■ Given instruction ■
Extract every line of the material below and reproduce it faithfully.

■ Supplied records ■
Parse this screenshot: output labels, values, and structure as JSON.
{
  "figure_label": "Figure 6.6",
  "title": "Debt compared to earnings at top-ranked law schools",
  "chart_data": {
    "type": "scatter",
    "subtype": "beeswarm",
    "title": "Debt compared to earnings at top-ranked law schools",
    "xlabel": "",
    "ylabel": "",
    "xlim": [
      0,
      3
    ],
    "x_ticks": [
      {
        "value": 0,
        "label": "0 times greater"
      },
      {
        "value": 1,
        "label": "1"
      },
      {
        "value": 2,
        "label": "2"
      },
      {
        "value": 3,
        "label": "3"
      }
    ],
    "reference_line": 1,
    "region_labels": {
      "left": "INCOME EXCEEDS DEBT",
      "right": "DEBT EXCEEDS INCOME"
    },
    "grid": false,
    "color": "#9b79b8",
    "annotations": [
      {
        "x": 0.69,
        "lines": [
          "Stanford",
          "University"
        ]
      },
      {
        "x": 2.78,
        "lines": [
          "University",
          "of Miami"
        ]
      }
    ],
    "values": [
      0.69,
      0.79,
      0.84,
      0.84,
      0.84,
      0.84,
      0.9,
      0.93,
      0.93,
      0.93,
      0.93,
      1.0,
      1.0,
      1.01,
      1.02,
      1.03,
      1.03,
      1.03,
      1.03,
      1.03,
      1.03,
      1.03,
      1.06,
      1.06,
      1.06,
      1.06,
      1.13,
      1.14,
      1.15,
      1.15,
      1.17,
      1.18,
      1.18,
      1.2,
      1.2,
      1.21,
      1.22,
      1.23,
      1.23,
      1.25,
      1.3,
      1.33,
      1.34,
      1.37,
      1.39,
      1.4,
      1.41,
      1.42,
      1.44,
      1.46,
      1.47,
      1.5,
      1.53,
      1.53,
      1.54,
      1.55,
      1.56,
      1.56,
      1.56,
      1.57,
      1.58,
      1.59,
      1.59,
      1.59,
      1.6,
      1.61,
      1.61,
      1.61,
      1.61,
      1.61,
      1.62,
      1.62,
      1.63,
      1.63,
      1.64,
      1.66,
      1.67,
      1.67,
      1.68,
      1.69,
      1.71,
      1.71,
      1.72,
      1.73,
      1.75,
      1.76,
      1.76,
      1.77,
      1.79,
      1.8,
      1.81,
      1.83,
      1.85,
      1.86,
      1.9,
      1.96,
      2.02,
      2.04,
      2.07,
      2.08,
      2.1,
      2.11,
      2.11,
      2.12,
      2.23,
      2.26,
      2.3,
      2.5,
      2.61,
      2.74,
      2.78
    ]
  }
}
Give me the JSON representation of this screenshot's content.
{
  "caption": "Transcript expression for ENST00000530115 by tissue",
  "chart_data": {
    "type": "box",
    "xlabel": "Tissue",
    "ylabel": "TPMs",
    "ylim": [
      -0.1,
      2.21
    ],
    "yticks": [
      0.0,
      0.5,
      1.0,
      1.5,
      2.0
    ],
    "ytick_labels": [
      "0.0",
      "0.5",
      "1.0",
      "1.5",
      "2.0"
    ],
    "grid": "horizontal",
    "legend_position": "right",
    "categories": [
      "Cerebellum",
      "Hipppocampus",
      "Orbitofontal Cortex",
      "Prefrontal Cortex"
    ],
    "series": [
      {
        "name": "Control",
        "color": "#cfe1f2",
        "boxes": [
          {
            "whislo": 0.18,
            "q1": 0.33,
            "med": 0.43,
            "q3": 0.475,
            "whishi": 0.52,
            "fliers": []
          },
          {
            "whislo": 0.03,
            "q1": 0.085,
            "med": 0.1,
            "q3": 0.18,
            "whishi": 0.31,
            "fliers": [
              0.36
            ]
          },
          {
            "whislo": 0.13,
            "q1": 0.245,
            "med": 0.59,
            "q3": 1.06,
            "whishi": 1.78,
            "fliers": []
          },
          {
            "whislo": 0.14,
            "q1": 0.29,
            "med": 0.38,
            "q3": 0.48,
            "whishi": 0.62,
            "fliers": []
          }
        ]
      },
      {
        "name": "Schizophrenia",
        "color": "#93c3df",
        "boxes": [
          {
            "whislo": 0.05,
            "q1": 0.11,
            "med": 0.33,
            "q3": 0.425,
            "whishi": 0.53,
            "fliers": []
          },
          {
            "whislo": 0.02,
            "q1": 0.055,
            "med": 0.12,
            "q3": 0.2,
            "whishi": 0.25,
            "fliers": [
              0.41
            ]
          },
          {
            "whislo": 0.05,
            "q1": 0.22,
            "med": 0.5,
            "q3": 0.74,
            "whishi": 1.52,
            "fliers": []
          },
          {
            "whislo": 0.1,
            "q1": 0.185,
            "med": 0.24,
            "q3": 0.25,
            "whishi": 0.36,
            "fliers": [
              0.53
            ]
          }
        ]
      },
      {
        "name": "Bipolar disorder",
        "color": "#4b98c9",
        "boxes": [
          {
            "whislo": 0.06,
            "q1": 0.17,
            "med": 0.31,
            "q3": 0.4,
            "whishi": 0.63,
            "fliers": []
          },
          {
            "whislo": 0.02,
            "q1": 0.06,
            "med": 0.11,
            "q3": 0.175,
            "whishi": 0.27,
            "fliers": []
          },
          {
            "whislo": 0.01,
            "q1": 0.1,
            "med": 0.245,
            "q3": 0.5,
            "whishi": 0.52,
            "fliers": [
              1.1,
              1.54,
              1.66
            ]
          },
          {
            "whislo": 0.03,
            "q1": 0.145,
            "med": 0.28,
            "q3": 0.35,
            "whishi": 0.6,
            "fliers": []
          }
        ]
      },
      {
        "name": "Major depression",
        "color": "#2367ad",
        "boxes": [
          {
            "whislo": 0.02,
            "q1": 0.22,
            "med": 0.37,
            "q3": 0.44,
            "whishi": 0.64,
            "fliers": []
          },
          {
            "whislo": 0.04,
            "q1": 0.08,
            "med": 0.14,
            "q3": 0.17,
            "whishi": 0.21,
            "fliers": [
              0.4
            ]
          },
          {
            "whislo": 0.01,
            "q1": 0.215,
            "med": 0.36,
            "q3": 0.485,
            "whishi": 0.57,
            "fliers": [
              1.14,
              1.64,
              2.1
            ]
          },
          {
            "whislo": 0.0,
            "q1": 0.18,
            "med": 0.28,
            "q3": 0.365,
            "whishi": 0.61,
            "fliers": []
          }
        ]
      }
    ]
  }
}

■ Exercise result ■
Parse this screenshot: output labels, values, and structure as JSON.
{
  "figure_label": "Figure 6.6",
  "title": "Debt compared to earnings at top-ranked law schools",
  "chart_data": {
    "type": "scatter",
    "subtype": "beeswarm",
    "title": "Debt compared to earnings at top-ranked law schools",
    "xlabel": "",
    "ylabel": "",
    "xlim": [
      0,
      3
    ],
    "x_ticks": [
      {
        "value": 0,
        "label": "0 times greater"
      },
      {
        "value": 1,
        "label": "1"
      },
      {
        "value": 2,
        "label": "2"
      },
      {
        "value": 3,
        "label": "3"
      }
    ],
    "reference_line": 1,
    "region_labels": {
      "left": "INCOME EXCEEDS DEBT",
      "right": "DEBT EXCEEDS INCOME"
    },
    "grid": false,
    "color": "#9b79b8",
    "annotations": [
      {
        "x": 0.69,
        "lines": [
          "Stanford",
          "University"
        ]
      },
      {
        "x": 2.78,
        "lines": [
          "University",
          "of Miami"
        ]
      }
    ],
    "values": [
      0.69,
      0.79,
      0.84,
      0.84,
      0.84,
      0.84,
      0.9,
      0.93,
      0.93,
      0.93,
      0.93,
      1.0,
      1.0,
      1.01,
      1.02,
      1.03,
      1.03,
      1.03,
      1.03,
      1.03,
      1.03,
      1.03,
      1.06,
      1.06,
      1.06,
      1.06,
      1.13,
      1.14,
      1.15,
      1.15,
      1.17,
      1.18,
      1.18,
      1.2,
      1.2,
      1.21,
      1.22,
      1.23,
      1.23,
      1.25,
      1.3,
      1.33,
      1.34,
      1.37,
      1.39,
      1.4,
      1.41,
      1.42,
      1.44,
      1.46,
      1.47,
      1.5,
      1.53,
      1.53,
      1.54,
      1.55,
      1.56,
      1.56,
      1.56,
      1.57,
      1.58,
      1.59,
      1.59,
      1.59,
      1.6,
      1.61,
      1.61,
      1.61,
      1.61,
      1.61,
      1.62,
      1.62,
      1.63,
      1.63,
      1.64,
      1.66,
      1.67,
      1.67,
      1.68,
      1.69,
      1.71,
      1.71,
      1.72,
      1.73,
      1.75,
      1.76,
      1.76,
      1.77,
      1.79,
      1.8,
      1.81,
      1.83,
      1.85,
      1.86,
      1.9,
      1.96,
      2.02,
      2.04,
      2.07,
      2.08,
      2.1,
      2.11,
      2.11,
      2.12,
      2.23,
      2.26,
      2.3,
      2.5,
      2.61,
      2.74,
      2.78
    ]
  }
}
Give me the JSON representation of this screenshot's content.
{
  "caption": "Transcript expression for ENST00000530115 by tissue",
  "chart_data": {
    "type": "box",
    "xlabel": "Tissue",
    "ylabel": "TPMs",
    "ylim": [
      -0.1,
      2.21
    ],
    "yticks": [
      0.0,
      0.5,
      1.0,
      1.5,
      2.0
    ],
    "ytick_labels": [
      "0.0",
      "0.5",
      "1.0",
      "1.5",
      "2.0"
    ],
    "grid": "horizontal",
    "legend_position": "right",
    "categories": [
      "Cerebellum",
      "Hipppocampus",
      "Orbitofontal Cortex",
      "Prefrontal Cortex"
    ],
    "series": [
      {
        "name": "Control",
        "color": "#cfe1f2",
        "boxes": [
          {
            "whislo": 0.18,
            "q1": 0.33,
            "med": 0.43,
            "q3": 0.475,
            "whishi": 0.52,
            "fliers": []
          },
          {
            "whislo": 0.03,
            "q1": 0.085,
            "med": 0.1,
            "q3": 0.18,
            "whishi": 0.31,
            "fliers": [
              0.36
            ]
          },
          {
            "whislo": 0.13,
            "q1": 0.245,
            "med": 0.59,
            "q3": 1.06,
            "whishi": 1.78,
            "fliers": []
          },
          {
            "whislo": 0.14,
            "q1": 0.29,
            "med": 0.38,
            "q3": 0.48,
            "whishi": 0.62,
            "fliers": []
          }
        ]
      },
      {
        "name": "Schizophrenia",
        "color": "#93c3df",
        "boxes": [
          {
            "whislo": 0.05,
            "q1": 0.11,
            "med": 0.33,
            "q3": 0.425,
            "whishi": 0.53,
            "fliers": []
          },
          {
            "whislo": 0.02,
            "q1": 0.055,
            "med": 0.12,
            "q3": 0.2,
            "whishi": 0.25,
            "fliers": [
              0.41
            ]
          },
          {
            "whislo": 0.05,
            "q1": 0.22,
            "med": 0.5,
            "q3": 0.74,
            "whishi": 1.52,
            "fliers": []
          },
          {
            "whislo": 0.1,
            "q1": 0.185,
            "med": 0.24,
            "q3": 0.25,
            "whishi": 0.36,
            "fliers": [
              0.53
            ]
          }
        ]
      },
      {
        "name": "Bipolar disorder",
        "color": "#4b98c9",
        "boxes": [
          {
            "whislo": 0.06,
            "q1": 0.17,
            "med": 0.31,
            "q3": 0.4,
            "whishi": 0.63,
            "fliers": []
          },
          {
            "whislo": 0.02,
            "q1": 0.06,
            "med": 0.11,
            "q3": 0.175,
            "whishi": 0.27,
            "fliers": []
          },
          {
            "whislo": 0.01,
            "q1": 0.1,
            "med": 0.245,
            "q3": 0.5,
            "whishi": 0.52,
            "fliers": [
              1.1,
              1.54,
              1.66
            ]
          },
          {
            "whislo": 0.03,
            "q1": 0.145,
            "med": 0.28,
            "q3": 0.35,
            "whishi": 0.6,
            "fliers": []
          }
        ]
      },
      {
        "name": "Major depression",
        "color": "#2367ad",
        "boxes": [
          {
            "whislo": 0.02,
            "q1": 0.22,
            "med": 0.37,
            "q3": 0.44,
            "whishi": 0.64,
            "fliers": []
          },
          {
            "whislo": 0.04,
            "q1": 0.08,
            "med": 0.14,
            "q3": 0.17,
            "whishi": 0.21,
            "fliers": [
              0.4
            ]
          },
          {
            "whislo": 0.01,
            "q1": 0.215,
            "med": 0.36,
            "q3": 0.485,
            "whishi": 0.57,
            "fliers": [
              1.14,
              1.64,
              2.1
            ]
          },
          {
            "whislo": 0.0,
            "q1": 0.18,
            "med": 0.28,
            "q3": 0.365,
            "whishi": 0.61,
            "fliers": []
          }
        ]
      }
    ]
  }
}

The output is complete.